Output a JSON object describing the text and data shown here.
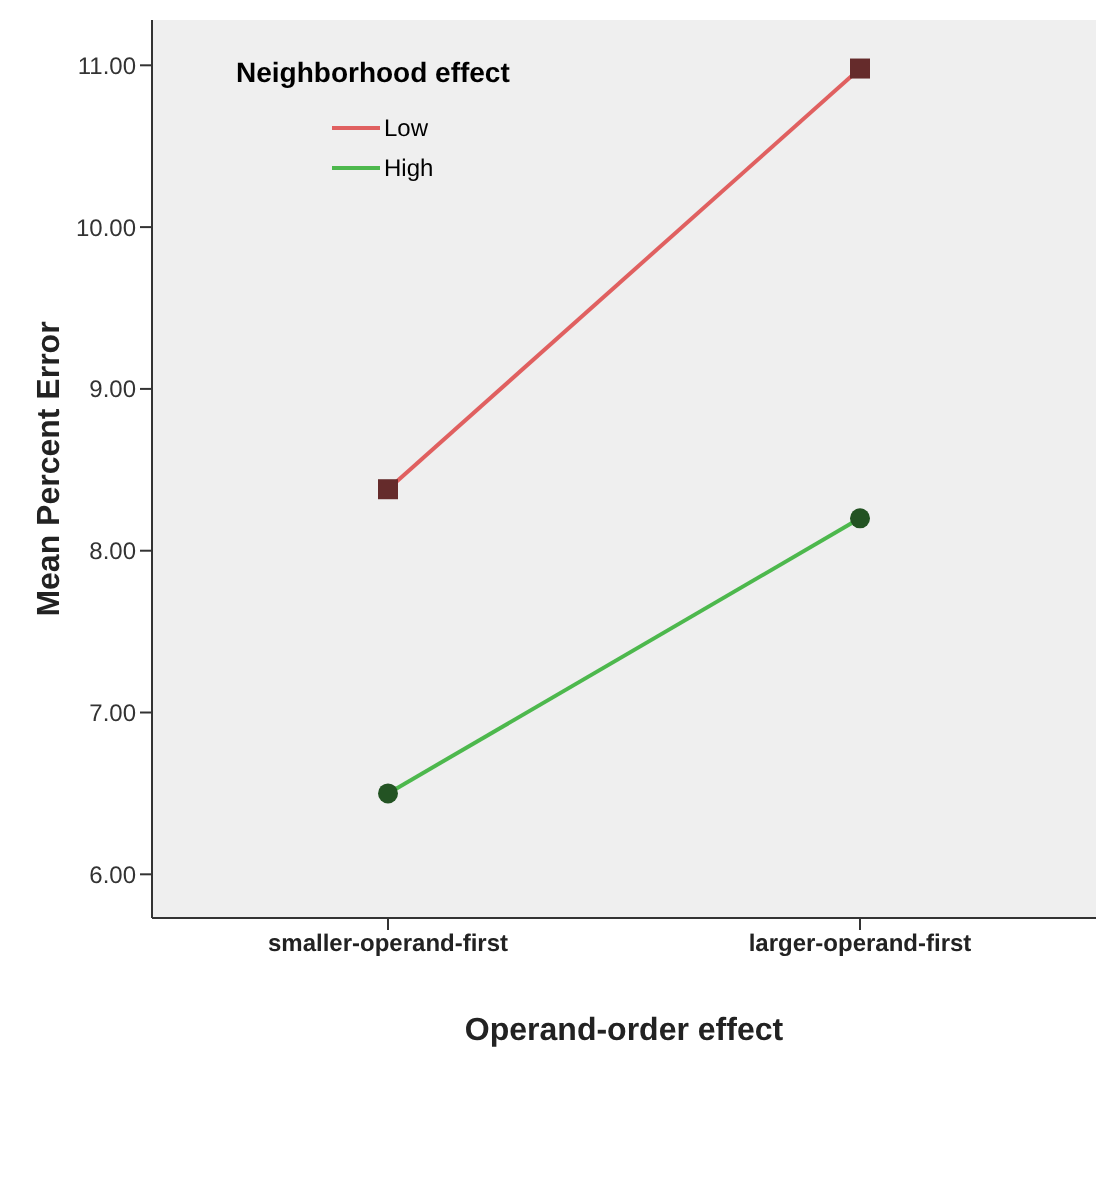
{
  "chart_data": {
    "type": "line",
    "xlabel": "Operand-order effect",
    "ylabel": "Mean Percent Error",
    "legend_title": "Neighborhood effect",
    "categories": [
      "smaller-operand-first",
      "larger-operand-first"
    ],
    "series": [
      {
        "name": "Low",
        "color": "#e06060",
        "marker": "square",
        "values": [
          8.38,
          10.98
        ]
      },
      {
        "name": "High",
        "color": "#4db84d",
        "marker": "circle",
        "values": [
          6.5,
          8.2
        ]
      }
    ],
    "ylim": [
      5.73,
      11.28
    ],
    "yticks": [
      {
        "value": 6,
        "label": "6.00"
      },
      {
        "value": 7,
        "label": "7.00"
      },
      {
        "value": 8,
        "label": "8.00"
      },
      {
        "value": 9,
        "label": "9.00"
      },
      {
        "value": 10,
        "label": "10.00"
      },
      {
        "value": 11,
        "label": "11.00"
      }
    ],
    "legend": "top left",
    "grid": false
  }
}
# # # #
→ **Given request**:
Leave out the pictures and give the rest of the records again exactly.

→ **Result for this task**:
Output a JSON object describing the text and data shown here.
{
  "chart_data": {
    "type": "line",
    "xlabel": "Operand-order effect",
    "ylabel": "Mean Percent Error",
    "legend_title": "Neighborhood effect",
    "categories": [
      "smaller-operand-first",
      "larger-operand-first"
    ],
    "series": [
      {
        "name": "Low",
        "color": "#e06060",
        "marker": "square",
        "values": [
          8.38,
          10.98
        ]
      },
      {
        "name": "High",
        "color": "#4db84d",
        "marker": "circle",
        "values": [
          6.5,
          8.2
        ]
      }
    ],
    "ylim": [
      5.73,
      11.28
    ],
    "yticks": [
      {
        "value": 6,
        "label": "6.00"
      },
      {
        "value": 7,
        "label": "7.00"
      },
      {
        "value": 8,
        "label": "8.00"
      },
      {
        "value": 9,
        "label": "9.00"
      },
      {
        "value": 10,
        "label": "10.00"
      },
      {
        "value": 11,
        "label": "11.00"
      }
    ],
    "legend": "top left",
    "grid": false
  }
}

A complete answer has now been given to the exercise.